▶ Records for the exercise:
========================================

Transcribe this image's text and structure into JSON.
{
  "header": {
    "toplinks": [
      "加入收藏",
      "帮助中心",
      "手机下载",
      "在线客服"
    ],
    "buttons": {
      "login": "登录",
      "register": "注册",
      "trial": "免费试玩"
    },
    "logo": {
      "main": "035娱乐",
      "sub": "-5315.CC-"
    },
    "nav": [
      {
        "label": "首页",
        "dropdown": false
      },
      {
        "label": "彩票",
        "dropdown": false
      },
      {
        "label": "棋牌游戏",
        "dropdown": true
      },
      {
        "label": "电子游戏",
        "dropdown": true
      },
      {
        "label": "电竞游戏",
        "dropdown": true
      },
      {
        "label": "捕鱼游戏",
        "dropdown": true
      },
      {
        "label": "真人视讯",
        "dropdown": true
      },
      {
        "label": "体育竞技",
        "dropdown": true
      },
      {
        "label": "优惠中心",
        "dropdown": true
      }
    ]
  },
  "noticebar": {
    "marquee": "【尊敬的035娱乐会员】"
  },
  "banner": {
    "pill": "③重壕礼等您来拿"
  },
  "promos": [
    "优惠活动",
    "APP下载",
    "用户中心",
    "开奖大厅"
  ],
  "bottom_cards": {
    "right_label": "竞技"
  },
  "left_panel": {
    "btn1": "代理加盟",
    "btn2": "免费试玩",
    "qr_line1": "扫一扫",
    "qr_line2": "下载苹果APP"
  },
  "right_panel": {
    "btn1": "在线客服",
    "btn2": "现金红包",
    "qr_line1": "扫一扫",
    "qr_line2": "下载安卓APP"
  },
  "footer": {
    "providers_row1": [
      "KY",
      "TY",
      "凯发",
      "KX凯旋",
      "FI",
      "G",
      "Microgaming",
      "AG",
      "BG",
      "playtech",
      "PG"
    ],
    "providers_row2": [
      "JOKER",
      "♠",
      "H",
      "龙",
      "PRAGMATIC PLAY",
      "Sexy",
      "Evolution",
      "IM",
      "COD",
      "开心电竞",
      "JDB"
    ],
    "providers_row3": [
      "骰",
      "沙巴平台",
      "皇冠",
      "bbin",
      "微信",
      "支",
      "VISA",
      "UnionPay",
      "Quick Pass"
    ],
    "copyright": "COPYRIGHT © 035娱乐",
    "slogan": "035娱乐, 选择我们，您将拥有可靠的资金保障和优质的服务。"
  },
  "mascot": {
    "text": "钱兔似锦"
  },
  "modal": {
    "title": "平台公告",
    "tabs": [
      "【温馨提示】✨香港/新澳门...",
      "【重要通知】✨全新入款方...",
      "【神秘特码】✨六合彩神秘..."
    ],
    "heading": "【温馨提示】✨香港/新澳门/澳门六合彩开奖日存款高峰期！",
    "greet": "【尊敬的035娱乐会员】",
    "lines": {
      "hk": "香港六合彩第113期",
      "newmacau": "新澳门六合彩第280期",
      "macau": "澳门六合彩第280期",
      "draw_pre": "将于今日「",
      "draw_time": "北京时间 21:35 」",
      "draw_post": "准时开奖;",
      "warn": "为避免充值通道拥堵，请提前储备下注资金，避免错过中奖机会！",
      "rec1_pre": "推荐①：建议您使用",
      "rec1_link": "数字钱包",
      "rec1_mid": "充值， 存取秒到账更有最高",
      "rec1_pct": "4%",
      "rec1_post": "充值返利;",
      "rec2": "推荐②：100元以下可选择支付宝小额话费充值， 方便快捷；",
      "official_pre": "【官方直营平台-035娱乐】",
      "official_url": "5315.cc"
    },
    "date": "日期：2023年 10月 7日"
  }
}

========================================

▶ Task prompt: Please give back all of the records exactly as written.

▶ Full response:
Transcribe this image's text and structure into JSON.
{
  "header": {
    "toplinks": [
      "加入收藏",
      "帮助中心",
      "手机下载",
      "在线客服"
    ],
    "buttons": {
      "login": "登录",
      "register": "注册",
      "trial": "免费试玩"
    },
    "logo": {
      "main": "035娱乐",
      "sub": "-5315.CC-"
    },
    "nav": [
      {
        "label": "首页",
        "dropdown": false
      },
      {
        "label": "彩票",
        "dropdown": false
      },
      {
        "label": "棋牌游戏",
        "dropdown": true
      },
      {
        "label": "电子游戏",
        "dropdown": true
      },
      {
        "label": "电竞游戏",
        "dropdown": true
      },
      {
        "label": "捕鱼游戏",
        "dropdown": true
      },
      {
        "label": "真人视讯",
        "dropdown": true
      },
      {
        "label": "体育竞技",
        "dropdown": true
      },
      {
        "label": "优惠中心",
        "dropdown": true
      }
    ]
  },
  "noticebar": {
    "marquee": "【尊敬的035娱乐会员】"
  },
  "banner": {
    "pill": "③重壕礼等您来拿"
  },
  "promos": [
    "优惠活动",
    "APP下载",
    "用户中心",
    "开奖大厅"
  ],
  "bottom_cards": {
    "right_label": "竞技"
  },
  "left_panel": {
    "btn1": "代理加盟",
    "btn2": "免费试玩",
    "qr_line1": "扫一扫",
    "qr_line2": "下载苹果APP"
  },
  "right_panel": {
    "btn1": "在线客服",
    "btn2": "现金红包",
    "qr_line1": "扫一扫",
    "qr_line2": "下载安卓APP"
  },
  "footer": {
    "providers_row1": [
      "KY",
      "TY",
      "凯发",
      "KX凯旋",
      "FI",
      "G",
      "Microgaming",
      "AG",
      "BG",
      "playtech",
      "PG"
    ],
    "providers_row2": [
      "JOKER",
      "♠",
      "H",
      "龙",
      "PRAGMATIC PLAY",
      "Sexy",
      "Evolution",
      "IM",
      "COD",
      "开心电竞",
      "JDB"
    ],
    "providers_row3": [
      "骰",
      "沙巴平台",
      "皇冠",
      "bbin",
      "微信",
      "支",
      "VISA",
      "UnionPay",
      "Quick Pass"
    ],
    "copyright": "COPYRIGHT © 035娱乐",
    "slogan": "035娱乐, 选择我们，您将拥有可靠的资金保障和优质的服务。"
  },
  "mascot": {
    "text": "钱兔似锦"
  },
  "modal": {
    "title": "平台公告",
    "tabs": [
      "【温馨提示】✨香港/新澳门...",
      "【重要通知】✨全新入款方...",
      "【神秘特码】✨六合彩神秘..."
    ],
    "heading": "【温馨提示】✨香港/新澳门/澳门六合彩开奖日存款高峰期！",
    "greet": "【尊敬的035娱乐会员】",
    "lines": {
      "hk": "香港六合彩第113期",
      "newmacau": "新澳门六合彩第280期",
      "macau": "澳门六合彩第280期",
      "draw_pre": "将于今日「",
      "draw_time": "北京时间 21:35 」",
      "draw_post": "准时开奖;",
      "warn": "为避免充值通道拥堵，请提前储备下注资金，避免错过中奖机会！",
      "rec1_pre": "推荐①：建议您使用",
      "rec1_link": "数字钱包",
      "rec1_mid": "充值， 存取秒到账更有最高",
      "rec1_pct": "4%",
      "rec1_post": "充值返利;",
      "rec2": "推荐②：100元以下可选择支付宝小额话费充值， 方便快捷；",
      "official_pre": "【官方直营平台-035娱乐】",
      "official_url": "5315.cc"
    },
    "date": "日期：2023年 10月 7日"
  }
}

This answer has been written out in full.